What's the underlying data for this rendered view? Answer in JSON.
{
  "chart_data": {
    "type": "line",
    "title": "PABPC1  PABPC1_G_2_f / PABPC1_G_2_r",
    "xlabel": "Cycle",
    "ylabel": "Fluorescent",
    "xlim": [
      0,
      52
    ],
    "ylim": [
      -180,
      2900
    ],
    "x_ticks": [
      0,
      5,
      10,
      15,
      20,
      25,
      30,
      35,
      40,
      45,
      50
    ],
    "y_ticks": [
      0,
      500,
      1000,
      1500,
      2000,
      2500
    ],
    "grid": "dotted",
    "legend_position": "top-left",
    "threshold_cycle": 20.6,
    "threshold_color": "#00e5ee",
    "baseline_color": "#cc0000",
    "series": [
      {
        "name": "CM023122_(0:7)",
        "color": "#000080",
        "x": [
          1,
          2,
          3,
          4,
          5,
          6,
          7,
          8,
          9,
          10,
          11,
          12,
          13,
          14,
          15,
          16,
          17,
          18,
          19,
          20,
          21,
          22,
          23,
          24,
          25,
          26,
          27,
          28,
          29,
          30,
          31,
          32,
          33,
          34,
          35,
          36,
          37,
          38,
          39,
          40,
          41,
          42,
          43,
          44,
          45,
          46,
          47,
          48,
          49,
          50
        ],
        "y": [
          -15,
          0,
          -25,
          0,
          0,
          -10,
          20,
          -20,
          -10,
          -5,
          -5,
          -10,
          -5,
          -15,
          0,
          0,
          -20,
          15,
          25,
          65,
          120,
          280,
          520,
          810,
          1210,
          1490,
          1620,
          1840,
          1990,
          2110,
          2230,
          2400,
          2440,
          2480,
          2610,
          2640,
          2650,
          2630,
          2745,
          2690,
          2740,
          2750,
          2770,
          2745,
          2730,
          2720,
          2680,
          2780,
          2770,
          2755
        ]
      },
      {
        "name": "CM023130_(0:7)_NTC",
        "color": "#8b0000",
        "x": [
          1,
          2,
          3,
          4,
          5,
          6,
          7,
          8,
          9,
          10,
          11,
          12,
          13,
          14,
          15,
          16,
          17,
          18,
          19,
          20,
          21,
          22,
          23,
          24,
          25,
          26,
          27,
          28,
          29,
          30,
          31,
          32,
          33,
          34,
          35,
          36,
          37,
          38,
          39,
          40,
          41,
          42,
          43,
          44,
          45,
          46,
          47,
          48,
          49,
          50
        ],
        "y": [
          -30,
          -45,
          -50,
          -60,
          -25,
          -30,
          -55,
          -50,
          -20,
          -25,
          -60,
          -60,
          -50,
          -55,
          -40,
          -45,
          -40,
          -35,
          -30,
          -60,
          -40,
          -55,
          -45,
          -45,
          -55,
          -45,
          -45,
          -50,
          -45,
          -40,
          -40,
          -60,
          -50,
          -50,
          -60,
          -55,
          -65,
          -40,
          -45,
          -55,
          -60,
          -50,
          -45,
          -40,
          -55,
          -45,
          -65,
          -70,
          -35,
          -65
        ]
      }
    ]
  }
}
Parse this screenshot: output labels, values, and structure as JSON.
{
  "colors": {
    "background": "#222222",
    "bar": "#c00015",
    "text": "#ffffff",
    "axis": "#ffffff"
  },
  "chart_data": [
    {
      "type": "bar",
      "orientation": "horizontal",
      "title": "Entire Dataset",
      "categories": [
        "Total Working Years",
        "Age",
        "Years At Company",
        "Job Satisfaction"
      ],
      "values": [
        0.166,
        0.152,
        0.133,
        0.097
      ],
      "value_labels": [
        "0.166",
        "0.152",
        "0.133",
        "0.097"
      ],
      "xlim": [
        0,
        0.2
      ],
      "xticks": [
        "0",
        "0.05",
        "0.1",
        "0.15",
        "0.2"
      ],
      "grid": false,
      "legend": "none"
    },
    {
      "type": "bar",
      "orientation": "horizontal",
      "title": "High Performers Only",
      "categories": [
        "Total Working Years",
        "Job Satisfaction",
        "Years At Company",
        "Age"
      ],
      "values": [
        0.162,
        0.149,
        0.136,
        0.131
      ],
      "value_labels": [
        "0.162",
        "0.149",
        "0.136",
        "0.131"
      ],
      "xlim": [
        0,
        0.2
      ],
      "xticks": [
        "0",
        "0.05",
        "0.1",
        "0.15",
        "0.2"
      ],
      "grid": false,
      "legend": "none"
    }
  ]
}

[REQUIRED WORK] All of the data needs to be reproduced exactly, with no line missing.

[RESULT OF THE EXERCISE]
What's the underlying data for this rendered view? Answer in JSON.
{
  "chart_data": {
    "type": "line",
    "title": "PABPC1  PABPC1_G_2_f / PABPC1_G_2_r",
    "xlabel": "Cycle",
    "ylabel": "Fluorescent",
    "xlim": [
      0,
      52
    ],
    "ylim": [
      -180,
      2900
    ],
    "x_ticks": [
      0,
      5,
      10,
      15,
      20,
      25,
      30,
      35,
      40,
      45,
      50
    ],
    "y_ticks": [
      0,
      500,
      1000,
      1500,
      2000,
      2500
    ],
    "grid": "dotted",
    "legend_position": "top-left",
    "threshold_cycle": 20.6,
    "threshold_color": "#00e5ee",
    "baseline_color": "#cc0000",
    "series": [
      {
        "name": "CM023122_(0:7)",
        "color": "#000080",
        "x": [
          1,
          2,
          3,
          4,
          5,
          6,
          7,
          8,
          9,
          10,
          11,
          12,
          13,
          14,
          15,
          16,
          17,
          18,
          19,
          20,
          21,
          22,
          23,
          24,
          25,
          26,
          27,
          28,
          29,
          30,
          31,
          32,
          33,
          34,
          35,
          36,
          37,
          38,
          39,
          40,
          41,
          42,
          43,
          44,
          45,
          46,
          47,
          48,
          49,
          50
        ],
        "y": [
          -15,
          0,
          -25,
          0,
          0,
          -10,
          20,
          -20,
          -10,
          -5,
          -5,
          -10,
          -5,
          -15,
          0,
          0,
          -20,
          15,
          25,
          65,
          120,
          280,
          520,
          810,
          1210,
          1490,
          1620,
          1840,
          1990,
          2110,
          2230,
          2400,
          2440,
          2480,
          2610,
          2640,
          2650,
          2630,
          2745,
          2690,
          2740,
          2750,
          2770,
          2745,
          2730,
          2720,
          2680,
          2780,
          2770,
          2755
        ]
      },
      {
        "name": "CM023130_(0:7)_NTC",
        "color": "#8b0000",
        "x": [
          1,
          2,
          3,
          4,
          5,
          6,
          7,
          8,
          9,
          10,
          11,
          12,
          13,
          14,
          15,
          16,
          17,
          18,
          19,
          20,
          21,
          22,
          23,
          24,
          25,
          26,
          27,
          28,
          29,
          30,
          31,
          32,
          33,
          34,
          35,
          36,
          37,
          38,
          39,
          40,
          41,
          42,
          43,
          44,
          45,
          46,
          47,
          48,
          49,
          50
        ],
        "y": [
          -30,
          -45,
          -50,
          -60,
          -25,
          -30,
          -55,
          -50,
          -20,
          -25,
          -60,
          -60,
          -50,
          -55,
          -40,
          -45,
          -40,
          -35,
          -30,
          -60,
          -40,
          -55,
          -45,
          -45,
          -55,
          -45,
          -45,
          -50,
          -45,
          -40,
          -40,
          -60,
          -50,
          -50,
          -60,
          -55,
          -65,
          -40,
          -45,
          -55,
          -60,
          -50,
          -45,
          -40,
          -55,
          -45,
          -65,
          -70,
          -35,
          -65
        ]
      }
    ]
  }
}
Parse this screenshot: output labels, values, and structure as JSON.
{
  "colors": {
    "background": "#222222",
    "bar": "#c00015",
    "text": "#ffffff",
    "axis": "#ffffff"
  },
  "chart_data": [
    {
      "type": "bar",
      "orientation": "horizontal",
      "title": "Entire Dataset",
      "categories": [
        "Total Working Years",
        "Age",
        "Years At Company",
        "Job Satisfaction"
      ],
      "values": [
        0.166,
        0.152,
        0.133,
        0.097
      ],
      "value_labels": [
        "0.166",
        "0.152",
        "0.133",
        "0.097"
      ],
      "xlim": [
        0,
        0.2
      ],
      "xticks": [
        "0",
        "0.05",
        "0.1",
        "0.15",
        "0.2"
      ],
      "grid": false,
      "legend": "none"
    },
    {
      "type": "bar",
      "orientation": "horizontal",
      "title": "High Performers Only",
      "categories": [
        "Total Working Years",
        "Job Satisfaction",
        "Years At Company",
        "Age"
      ],
      "values": [
        0.162,
        0.149,
        0.136,
        0.131
      ],
      "value_labels": [
        "0.162",
        "0.149",
        "0.136",
        "0.131"
      ],
      "xlim": [
        0,
        0.2
      ],
      "xticks": [
        "0",
        "0.05",
        "0.1",
        "0.15",
        "0.2"
      ],
      "grid": false,
      "legend": "none"
    }
  ]
}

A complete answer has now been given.